━━━━━ Testo

Culturificio
pubblicato 8 anni fa in Interviste

Intervista a Liberascienza

Intervista a Liberascienza

Aboliamo anzitutto le definizioni! Il progetto portato avanti dall’associazione culturale Liberascienza (qui il sito: http://www.liberascienza.it) non ha confini. Dalle loro intenzioni emerge la volontà di proporre la cultura nel suo senso più esteso, senza vincoli di settore: andando oltre la tradizione che scinde gli interessi culturali tra i poli umanistico e scientifico. Liberascienza infatti approccia il sapere in maniera trasversale, confidando nella solidarietà e nelle interconnessioni, che esistono, tra l’espressività artistica in tutte le sue forme e il sapere scientifico.
Siamo ad un anno dalla prima proiezione di “Dalla Terra alla Luna”, esperimento di narrazione scientifica che, muovendosi tra i luoghi della Basilicata, racconta degli uomini di cultura (da Pitagora a Rocco Petrone, ingegnere capo della missione Apollo II della NASA) che hanno portato la Basilicata appunto dalla Terra alla Luna. Il progetto è firmato dalla regista Vania Cauzillo, su soggetto e ricerche di Pierluigi Argoneto, Presidente di Liberascienza. Il 31 dicembre 2015 “Dalla Terra alla Luna” ha esordito sul canale nazionale di Rai Scuola e da allora sta circolando tra le Aule universitarie e quelle delle Scuole superiori sia lucane che extra-regionali. Non solo: il documentario continua a viaggiare attraverso una fitta rete d’iniziative di promozione culturale, raggiungendo porzioni di pubblico sempre più ampie.

━━━━━━━━━━
━━━━━ Dati disponibili

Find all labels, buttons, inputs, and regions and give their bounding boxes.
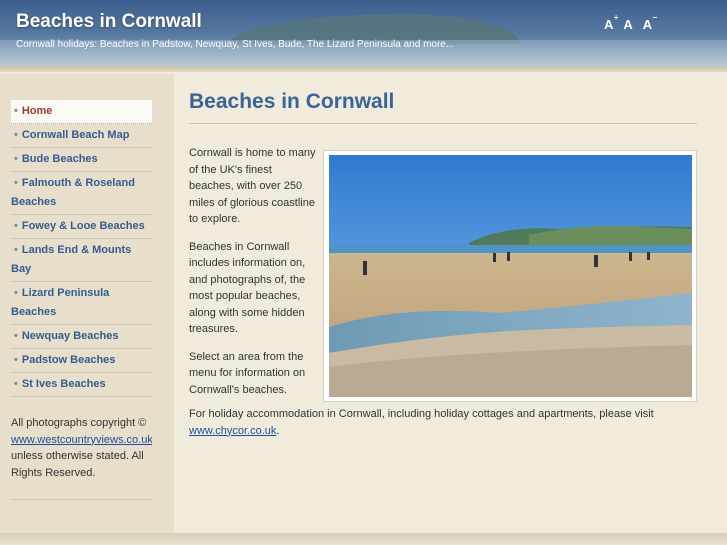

━━━━━━━━━━

- _Esercizio_
Nell'intervista a Liberascienza, su quale canale ha esordito il documentario "Dalla Terra alla Luna" il 31 dicembre 2015?

- _Soluzione_
Sul canale nazionale di Rai Scuola.